(Layout annotation rows)
⁂

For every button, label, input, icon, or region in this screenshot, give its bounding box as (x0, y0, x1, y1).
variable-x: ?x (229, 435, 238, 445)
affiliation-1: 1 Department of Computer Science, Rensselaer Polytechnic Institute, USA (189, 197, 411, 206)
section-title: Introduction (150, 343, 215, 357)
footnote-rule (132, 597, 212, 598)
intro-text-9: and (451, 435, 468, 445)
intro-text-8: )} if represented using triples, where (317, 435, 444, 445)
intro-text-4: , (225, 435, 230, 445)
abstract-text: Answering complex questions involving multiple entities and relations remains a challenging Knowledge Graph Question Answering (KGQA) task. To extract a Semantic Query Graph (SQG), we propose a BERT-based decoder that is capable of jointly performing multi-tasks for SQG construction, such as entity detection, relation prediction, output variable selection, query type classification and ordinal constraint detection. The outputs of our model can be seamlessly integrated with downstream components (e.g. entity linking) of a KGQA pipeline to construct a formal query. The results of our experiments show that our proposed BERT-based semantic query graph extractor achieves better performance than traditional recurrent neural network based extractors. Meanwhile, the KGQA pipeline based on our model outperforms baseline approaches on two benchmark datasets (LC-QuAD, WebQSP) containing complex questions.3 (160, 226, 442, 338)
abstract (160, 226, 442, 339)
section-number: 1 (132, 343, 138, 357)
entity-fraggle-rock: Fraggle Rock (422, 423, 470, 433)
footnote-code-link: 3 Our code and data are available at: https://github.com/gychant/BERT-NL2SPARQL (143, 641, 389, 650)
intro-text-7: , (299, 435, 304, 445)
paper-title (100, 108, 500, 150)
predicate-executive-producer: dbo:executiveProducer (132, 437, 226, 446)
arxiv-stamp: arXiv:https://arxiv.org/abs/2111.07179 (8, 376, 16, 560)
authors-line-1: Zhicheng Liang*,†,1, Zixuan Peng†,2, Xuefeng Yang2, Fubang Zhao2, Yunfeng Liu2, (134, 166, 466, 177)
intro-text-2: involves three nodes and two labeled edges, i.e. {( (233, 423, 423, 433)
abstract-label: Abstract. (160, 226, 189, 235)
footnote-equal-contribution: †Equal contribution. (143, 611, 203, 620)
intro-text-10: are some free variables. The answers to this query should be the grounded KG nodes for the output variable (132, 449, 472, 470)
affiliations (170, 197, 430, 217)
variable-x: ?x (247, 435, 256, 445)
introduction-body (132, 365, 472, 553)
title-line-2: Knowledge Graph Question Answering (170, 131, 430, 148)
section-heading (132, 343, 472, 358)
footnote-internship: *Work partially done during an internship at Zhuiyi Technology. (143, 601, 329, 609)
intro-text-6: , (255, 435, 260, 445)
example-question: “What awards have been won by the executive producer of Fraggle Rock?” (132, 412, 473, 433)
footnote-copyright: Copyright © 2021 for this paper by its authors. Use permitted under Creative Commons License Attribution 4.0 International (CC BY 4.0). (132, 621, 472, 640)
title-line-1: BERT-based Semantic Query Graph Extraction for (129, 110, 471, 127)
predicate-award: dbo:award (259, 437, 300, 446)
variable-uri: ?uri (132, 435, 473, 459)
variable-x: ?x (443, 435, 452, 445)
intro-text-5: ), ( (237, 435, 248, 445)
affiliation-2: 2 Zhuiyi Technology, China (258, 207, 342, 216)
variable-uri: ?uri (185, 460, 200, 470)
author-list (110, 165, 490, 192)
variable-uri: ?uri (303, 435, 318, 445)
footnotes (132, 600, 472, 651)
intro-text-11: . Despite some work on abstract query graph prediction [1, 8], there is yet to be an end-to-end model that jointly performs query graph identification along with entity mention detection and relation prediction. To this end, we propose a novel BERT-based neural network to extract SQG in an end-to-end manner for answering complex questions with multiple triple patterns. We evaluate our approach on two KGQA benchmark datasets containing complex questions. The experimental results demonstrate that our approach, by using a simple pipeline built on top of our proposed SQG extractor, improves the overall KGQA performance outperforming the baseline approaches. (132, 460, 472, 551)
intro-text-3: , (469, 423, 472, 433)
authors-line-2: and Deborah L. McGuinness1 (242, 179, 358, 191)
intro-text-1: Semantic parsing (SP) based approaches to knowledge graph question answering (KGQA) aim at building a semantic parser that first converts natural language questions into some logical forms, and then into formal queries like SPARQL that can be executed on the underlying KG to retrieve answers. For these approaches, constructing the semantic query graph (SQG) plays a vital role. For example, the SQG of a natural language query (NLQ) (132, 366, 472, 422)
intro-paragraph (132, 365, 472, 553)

⁂

▶ TASK OBJECTIVE
Repeat every row above word for word, changing nothing.

▶ CORRECT ANSWER
For every button, label, input, icon, or region in this screenshot, give its bounding box as (x0, y0, x1, y1).
variable-x: ?x (229, 435, 238, 445)
affiliation-1: 1 Department of Computer Science, Rensselaer Polytechnic Institute, USA (189, 197, 411, 206)
section-title: Introduction (150, 343, 215, 357)
footnote-rule (132, 597, 212, 598)
intro-text-9: and (451, 435, 468, 445)
intro-text-8: )} if represented using triples, where (317, 435, 444, 445)
intro-text-4: , (225, 435, 230, 445)
abstract-text: Answering complex questions involving multiple entities and relations remains a challenging Knowledge Graph Question Answering (KGQA) task. To extract a Semantic Query Graph (SQG), we propose a BERT-based decoder that is capable of jointly performing multi-tasks for SQG construction, such as entity detection, relation prediction, output variable selection, query type classification and ordinal constraint detection. The outputs of our model can be seamlessly integrated with downstream components (e.g. entity linking) of a KGQA pipeline to construct a formal query. The results of our experiments show that our proposed BERT-based semantic query graph extractor achieves better performance than traditional recurrent neural network based extractors. Meanwhile, the KGQA pipeline based on our model outperforms baseline approaches on two benchmark datasets (LC-QuAD, WebQSP) containing complex questions.3 (160, 226, 442, 338)
abstract (160, 226, 442, 339)
section-number: 1 (132, 343, 138, 357)
entity-fraggle-rock: Fraggle Rock (422, 423, 470, 433)
footnote-code-link: 3 Our code and data are available at: https://github.com/gychant/BERT-NL2SPARQL (143, 641, 389, 650)
intro-text-7: , (299, 435, 304, 445)
paper-title (100, 108, 500, 150)
predicate-executive-producer: dbo:executiveProducer (132, 437, 226, 446)
arxiv-stamp: arXiv:https://arxiv.org/abs/2111.07179 (8, 376, 16, 560)
authors-line-1: Zhicheng Liang*,†,1, Zixuan Peng†,2, Xuefeng Yang2, Fubang Zhao2, Yunfeng Liu2, (134, 166, 466, 177)
intro-text-2: involves three nodes and two labeled edges, i.e. {( (233, 423, 423, 433)
abstract-label: Abstract. (160, 226, 189, 235)
footnote-equal-contribution: †Equal contribution. (143, 611, 203, 620)
intro-text-10: are some free variables. The answers to this query should be the grounded KG nodes for the output variable (132, 449, 472, 470)
affiliations (170, 197, 430, 217)
variable-x: ?x (247, 435, 256, 445)
introduction-body (132, 365, 472, 553)
title-line-2: Knowledge Graph Question Answering (170, 131, 430, 148)
section-heading (132, 343, 472, 358)
footnote-internship: *Work partially done during an internship at Zhuiyi Technology. (143, 601, 329, 609)
intro-text-6: , (255, 435, 260, 445)
example-question: “What awards have been won by the executive producer of Fraggle Rock?” (132, 412, 473, 433)
footnote-copyright: Copyright © 2021 for this paper by its authors. Use permitted under Creative Commons License Attribution 4.0 International (CC BY 4.0). (132, 621, 472, 640)
title-line-1: BERT-based Semantic Query Graph Extraction for (129, 110, 471, 127)
predicate-award: dbo:award (259, 437, 300, 446)
variable-uri: ?uri (132, 435, 473, 459)
variable-x: ?x (443, 435, 452, 445)
intro-text-5: ), ( (237, 435, 248, 445)
affiliation-2: 2 Zhuiyi Technology, China (258, 207, 342, 216)
variable-uri: ?uri (185, 460, 200, 470)
author-list (110, 165, 490, 192)
variable-uri: ?uri (303, 435, 318, 445)
footnotes (132, 600, 472, 651)
intro-text-11: . Despite some work on abstract query graph prediction [1, 8], there is yet to be an end-to-end model that jointly performs query graph identification along with entity mention detection and relation prediction. To this end, we propose a novel BERT-based neural network to extract SQG in an end-to-end manner for answering complex questions with multiple triple patterns. We evaluate our approach on two KGQA benchmark datasets containing complex questions. The experimental results demonstrate that our approach, by using a simple pipeline built on top of our proposed SQG extractor, improves the overall KGQA performance outperforming the baseline approaches. (132, 460, 472, 551)
intro-text-3: , (469, 423, 472, 433)
authors-line-2: and Deborah L. McGuinness1 (242, 179, 358, 191)
intro-text-1: Semantic parsing (SP) based approaches to knowledge graph question answering (KGQA) aim at building a semantic parser that first converts natural language questions into some logical forms, and then into formal queries like SPARQL that can be executed on the underlying KG to retrieve answers. For these approaches, constructing the semantic query graph (SQG) plays a vital role. For example, the SQG of a natural language query (NLQ) (132, 366, 472, 422)
intro-paragraph (132, 365, 472, 553)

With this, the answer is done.